Work required:
Answer with one number only: the number of lines that include the word "optical".

Data in this exercise:
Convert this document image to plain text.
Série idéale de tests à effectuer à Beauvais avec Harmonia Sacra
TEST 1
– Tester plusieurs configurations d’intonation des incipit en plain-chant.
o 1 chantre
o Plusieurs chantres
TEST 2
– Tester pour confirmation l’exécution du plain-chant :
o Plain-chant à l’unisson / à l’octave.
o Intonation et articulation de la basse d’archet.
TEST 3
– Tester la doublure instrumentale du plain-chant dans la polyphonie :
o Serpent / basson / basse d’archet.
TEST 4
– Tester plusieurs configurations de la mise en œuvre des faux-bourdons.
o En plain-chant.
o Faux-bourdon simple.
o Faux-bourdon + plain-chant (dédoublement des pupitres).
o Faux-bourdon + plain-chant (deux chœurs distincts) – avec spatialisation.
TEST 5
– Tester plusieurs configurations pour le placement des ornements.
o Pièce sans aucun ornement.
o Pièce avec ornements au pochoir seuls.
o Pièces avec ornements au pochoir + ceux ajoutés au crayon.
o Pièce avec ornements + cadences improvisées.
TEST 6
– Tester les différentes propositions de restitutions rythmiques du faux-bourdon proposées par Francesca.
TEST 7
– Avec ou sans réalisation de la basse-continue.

* * *

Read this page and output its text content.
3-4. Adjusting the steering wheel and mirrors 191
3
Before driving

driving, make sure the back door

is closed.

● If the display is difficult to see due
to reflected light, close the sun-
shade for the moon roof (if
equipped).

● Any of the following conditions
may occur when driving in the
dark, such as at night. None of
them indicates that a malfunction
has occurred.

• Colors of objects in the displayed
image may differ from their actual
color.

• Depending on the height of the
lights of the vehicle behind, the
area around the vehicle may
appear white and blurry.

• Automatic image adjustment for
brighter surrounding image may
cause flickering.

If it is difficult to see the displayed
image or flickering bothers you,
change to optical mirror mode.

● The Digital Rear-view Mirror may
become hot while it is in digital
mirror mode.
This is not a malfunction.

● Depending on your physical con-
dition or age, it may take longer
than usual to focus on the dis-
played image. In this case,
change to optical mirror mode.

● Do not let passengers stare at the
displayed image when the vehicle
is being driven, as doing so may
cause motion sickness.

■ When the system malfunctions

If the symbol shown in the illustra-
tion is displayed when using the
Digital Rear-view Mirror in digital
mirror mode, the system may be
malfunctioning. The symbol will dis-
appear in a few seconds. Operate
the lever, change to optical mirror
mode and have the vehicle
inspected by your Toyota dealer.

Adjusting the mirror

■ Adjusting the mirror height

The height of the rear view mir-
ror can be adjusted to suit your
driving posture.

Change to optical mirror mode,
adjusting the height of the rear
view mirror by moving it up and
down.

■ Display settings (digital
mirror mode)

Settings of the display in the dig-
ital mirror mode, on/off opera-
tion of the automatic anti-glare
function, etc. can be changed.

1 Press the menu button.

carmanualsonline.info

* * *

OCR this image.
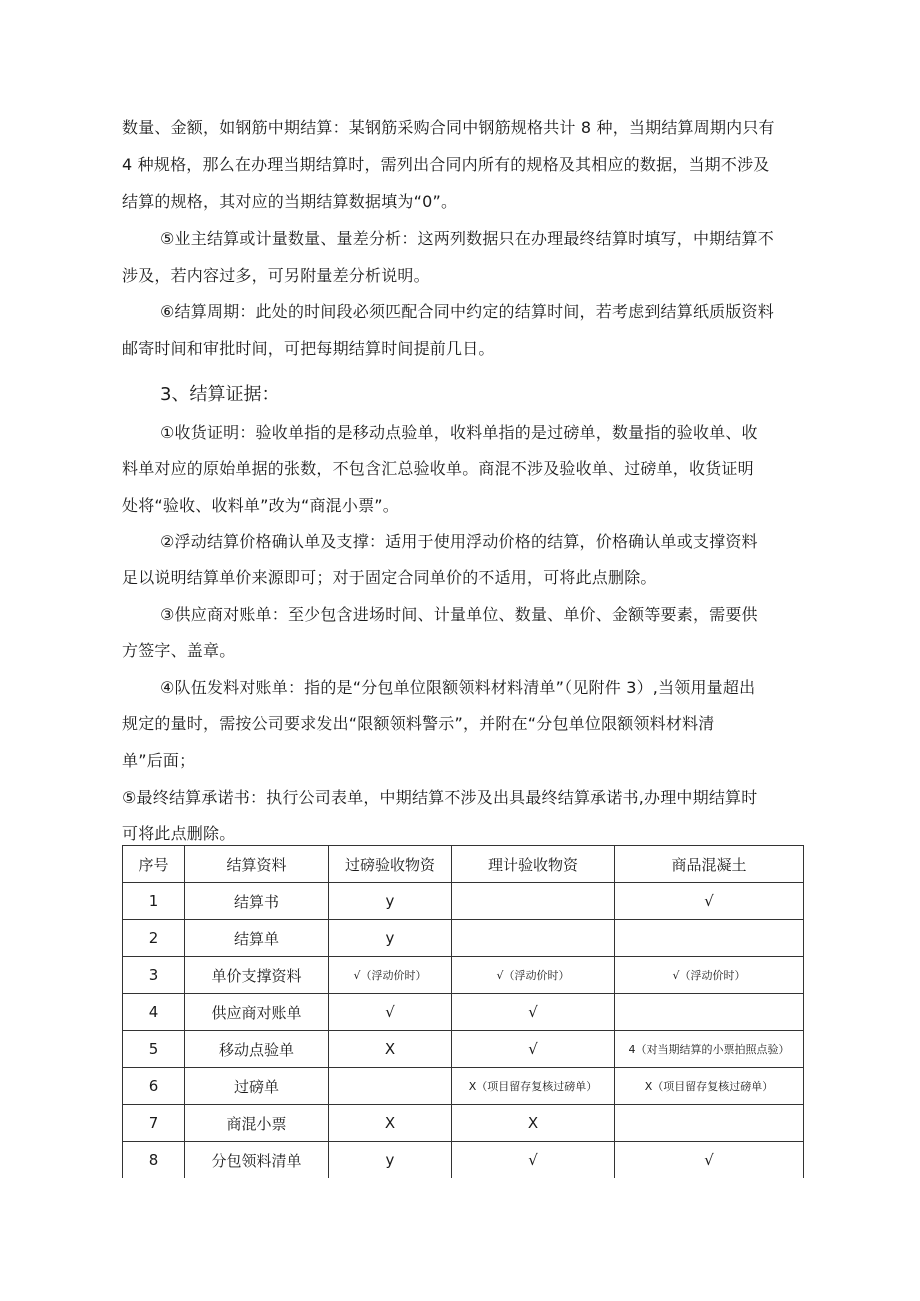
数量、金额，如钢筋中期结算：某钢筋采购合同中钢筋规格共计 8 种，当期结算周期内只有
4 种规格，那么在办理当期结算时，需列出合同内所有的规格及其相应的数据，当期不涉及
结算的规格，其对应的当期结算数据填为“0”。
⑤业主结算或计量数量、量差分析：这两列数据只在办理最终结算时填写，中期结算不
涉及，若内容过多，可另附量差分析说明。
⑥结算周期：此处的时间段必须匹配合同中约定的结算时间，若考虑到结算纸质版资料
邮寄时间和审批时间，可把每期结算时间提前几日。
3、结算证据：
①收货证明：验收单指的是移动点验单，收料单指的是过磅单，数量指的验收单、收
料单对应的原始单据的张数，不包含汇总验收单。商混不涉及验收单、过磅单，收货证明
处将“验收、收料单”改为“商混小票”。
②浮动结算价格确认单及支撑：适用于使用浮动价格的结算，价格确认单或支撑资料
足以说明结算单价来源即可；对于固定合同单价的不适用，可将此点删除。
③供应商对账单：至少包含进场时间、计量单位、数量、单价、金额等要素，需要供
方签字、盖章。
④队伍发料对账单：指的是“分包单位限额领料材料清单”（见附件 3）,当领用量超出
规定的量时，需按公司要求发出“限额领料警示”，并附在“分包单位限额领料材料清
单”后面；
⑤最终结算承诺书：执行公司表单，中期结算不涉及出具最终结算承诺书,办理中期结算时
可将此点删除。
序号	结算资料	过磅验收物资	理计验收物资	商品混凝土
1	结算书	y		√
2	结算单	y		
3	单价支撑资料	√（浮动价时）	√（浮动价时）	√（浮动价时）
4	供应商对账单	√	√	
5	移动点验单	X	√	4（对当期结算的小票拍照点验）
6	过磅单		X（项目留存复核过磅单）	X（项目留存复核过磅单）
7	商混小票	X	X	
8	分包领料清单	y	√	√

Finished task:
4